Prompt: Find how many lines hold the word "districts" and give that number only.

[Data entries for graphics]

——————

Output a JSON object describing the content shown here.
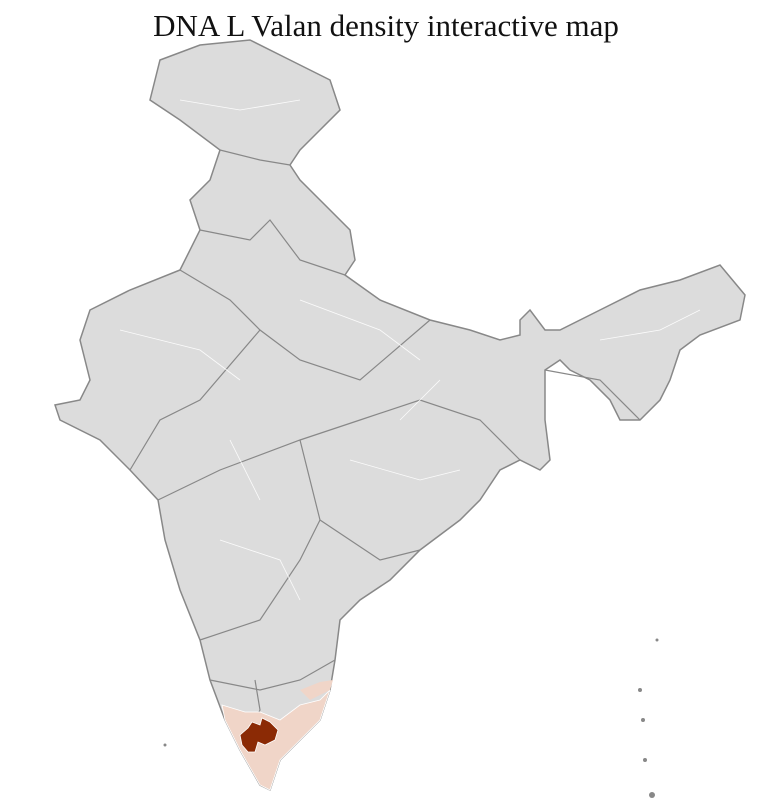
{
  "title": "DNA L Valan density interactive map",
  "map": {
    "region": "India districts",
    "colors": {
      "no_data": "#dcdcdc",
      "low_density": "#f0d5c8",
      "high_density": "#8b2a05",
      "state_border": "#888888",
      "district_border": "#ffffff"
    },
    "highlighted_area": "southern India (Kerala / Tamil Nadu border districts)"
  }
}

——————

Response: 2